Directive.
Every line holding the string "color" should be gathered.

(Stored data entries)
——————————

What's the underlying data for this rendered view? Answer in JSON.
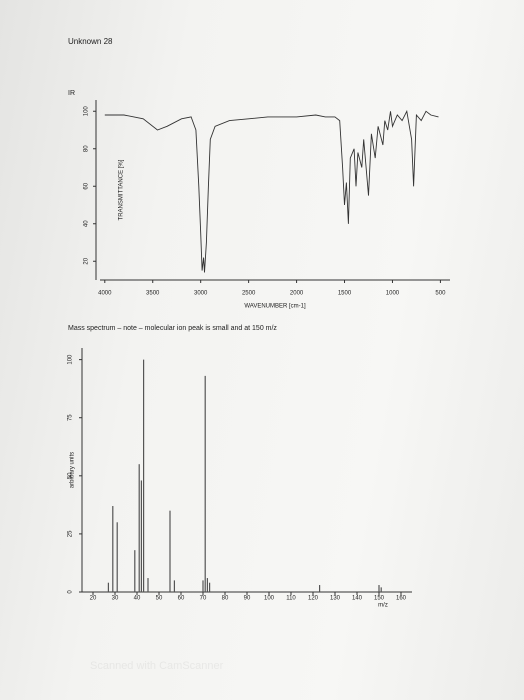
{
  "title": "Unknown 28",
  "watermark": "Scanned with CamScanner",
  "chart_data": [
    {
      "type": "line",
      "title": "IR",
      "x_label": "WAVENUMBER [cm-1]",
      "y_label": "TRANSMITTANCE [%]",
      "color": "#333333",
      "x": [
        4000,
        3800,
        3600,
        3450,
        3350,
        3200,
        3100,
        3050,
        3020,
        3000,
        2985,
        2970,
        2960,
        2940,
        2920,
        2900,
        2850,
        2700,
        2500,
        2300,
        2000,
        1800,
        1700,
        1600,
        1550,
        1520,
        1500,
        1480,
        1460,
        1440,
        1400,
        1380,
        1360,
        1320,
        1300,
        1250,
        1220,
        1180,
        1150,
        1100,
        1080,
        1050,
        1020,
        1000,
        950,
        900,
        850,
        800,
        780,
        750,
        700,
        650,
        600,
        520
      ],
      "values": [
        98,
        98,
        96,
        90,
        92,
        96,
        97,
        90,
        60,
        35,
        15,
        22,
        14,
        30,
        60,
        85,
        92,
        95,
        96,
        97,
        97,
        98,
        97,
        97,
        95,
        70,
        50,
        62,
        40,
        75,
        80,
        60,
        78,
        70,
        85,
        55,
        88,
        75,
        92,
        82,
        95,
        90,
        100,
        92,
        98,
        95,
        100,
        85,
        60,
        98,
        95,
        100,
        98,
        97
      ],
      "xlim": [
        4050,
        400
      ],
      "xticks": [
        4000,
        3500,
        3000,
        2500,
        2000,
        1500,
        1000,
        500
      ],
      "ylim": [
        10,
        106
      ],
      "yticks": [
        20,
        40,
        60,
        80,
        100
      ]
    },
    {
      "type": "bar",
      "title": "Mass spectrum – note – molecular ion peak is small and at 150 m/z",
      "x_label": "m/z",
      "y_label": "arbitrary units",
      "color": "#555555",
      "x": [
        27,
        29,
        31,
        39,
        41,
        42,
        43,
        45,
        55,
        57,
        70,
        71,
        72,
        73,
        123,
        150,
        151
      ],
      "values": [
        4,
        37,
        30,
        18,
        55,
        48,
        100,
        6,
        35,
        5,
        5,
        93,
        6,
        4,
        3,
        3,
        2
      ],
      "xlim": [
        15,
        165
      ],
      "xticks": [
        20,
        30,
        40,
        50,
        60,
        70,
        80,
        90,
        100,
        110,
        120,
        130,
        140,
        150,
        160
      ],
      "ylim": [
        0,
        105
      ],
      "yticks": [
        0,
        25,
        50,
        75,
        100
      ]
    }
  ]
}
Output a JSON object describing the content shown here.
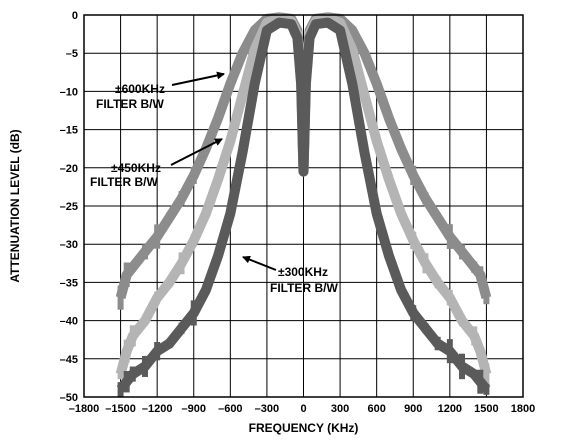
{
  "chart_data": {
    "type": "line",
    "title": "",
    "xlabel": "FREQUENCY (KHz)",
    "ylabel": "ATTENUATION LEVEL (dB)",
    "xlim": [
      -1800,
      1800
    ],
    "ylim": [
      -50,
      0
    ],
    "xticks": [
      -1800,
      -1500,
      -1200,
      -900,
      -600,
      -300,
      0,
      300,
      600,
      900,
      1200,
      1500,
      1800
    ],
    "yticks": [
      0,
      -5,
      -10,
      -15,
      -20,
      -25,
      -30,
      -35,
      -40,
      -45,
      -50
    ],
    "xtick_labels": [
      "–1800",
      "–1500",
      "–1200",
      "–900",
      "–600",
      "–300",
      "0",
      "300",
      "600",
      "900",
      "1200",
      "1500",
      "1800"
    ],
    "ytick_labels": [
      "0",
      "–5",
      "–10",
      "–15",
      "–20",
      "–25",
      "–30",
      "–35",
      "–40",
      "–45",
      "–50"
    ],
    "grid": true,
    "legend": "none",
    "series": [
      {
        "label": "±600KHz FILTER B/W",
        "color": "#8c8c8c",
        "x": [
          -1500,
          -1450,
          -1400,
          -1300,
          -1200,
          -1100,
          -1000,
          -900,
          -800,
          -700,
          -600,
          -500,
          -400,
          -300,
          -200,
          -100,
          -50,
          -20,
          0,
          20,
          50,
          100,
          200,
          300,
          400,
          500,
          600,
          700,
          800,
          900,
          1000,
          1100,
          1200,
          1300,
          1400,
          1450,
          1500
        ],
        "y": [
          -37,
          -34,
          -33,
          -31,
          -29,
          -26.5,
          -24,
          -21,
          -17.5,
          -13.5,
          -9,
          -5,
          -2,
          -0.5,
          -0.3,
          -0.5,
          -2,
          -8,
          -20.5,
          -8,
          -2,
          -0.5,
          -0.3,
          -0.5,
          -2,
          -5,
          -9,
          -13.5,
          -17.5,
          -21,
          -24,
          -26.5,
          -29,
          -31,
          -33,
          -34,
          -37
        ]
      },
      {
        "label": "±450KHz FILTER B/W",
        "color": "#b4b4b4",
        "x": [
          -1500,
          -1450,
          -1400,
          -1300,
          -1200,
          -1100,
          -1000,
          -900,
          -800,
          -700,
          -600,
          -500,
          -400,
          -300,
          -200,
          -100,
          -50,
          -20,
          0,
          20,
          50,
          100,
          200,
          300,
          400,
          500,
          600,
          700,
          800,
          900,
          1000,
          1100,
          1200,
          1300,
          1400,
          1450,
          1500
        ],
        "y": [
          -47,
          -44,
          -42,
          -40,
          -37,
          -35,
          -32.5,
          -29.5,
          -26,
          -21.5,
          -16.5,
          -10.5,
          -4.5,
          -1,
          -0.5,
          -0.8,
          -2.5,
          -8,
          -20.5,
          -8,
          -2.5,
          -0.8,
          -0.5,
          -1,
          -4.5,
          -10.5,
          -16.5,
          -21.5,
          -26,
          -29.5,
          -32.5,
          -35,
          -37,
          -40,
          -42,
          -44,
          -47
        ]
      },
      {
        "label": "±300KHz FILTER B/W",
        "color": "#5a5a5a",
        "x": [
          -1500,
          -1450,
          -1400,
          -1300,
          -1200,
          -1100,
          -1000,
          -900,
          -800,
          -700,
          -600,
          -500,
          -400,
          -300,
          -200,
          -100,
          -50,
          -20,
          0,
          20,
          50,
          100,
          200,
          300,
          400,
          500,
          600,
          700,
          800,
          900,
          1000,
          1100,
          1200,
          1300,
          1400,
          1450,
          1500
        ],
        "y": [
          -49,
          -48,
          -47,
          -46,
          -44,
          -43,
          -41,
          -39,
          -36,
          -31.5,
          -26,
          -18,
          -9,
          -2,
          -1,
          -1.2,
          -3,
          -9,
          -20.5,
          -9,
          -3,
          -1.2,
          -1,
          -2,
          -9,
          -18,
          -26,
          -31.5,
          -36,
          -39,
          -41,
          -43,
          -44,
          -46,
          -47,
          -48,
          -49
        ]
      }
    ],
    "annotations": [
      {
        "lines": [
          "±600KHz",
          "FILTER B/W"
        ],
        "series": 0
      },
      {
        "lines": [
          "±450KHz",
          "FILTER B/W"
        ],
        "series": 1
      },
      {
        "lines": [
          "±300KHz",
          "FILTER B/W"
        ],
        "series": 2
      }
    ]
  }
}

——————————

Complete response.
      "color": "#333333",
      "color": "#555555",
        "color": "#8c8c8c",
        "color": "#b4b4b4",
        "color": "#5a5a5a",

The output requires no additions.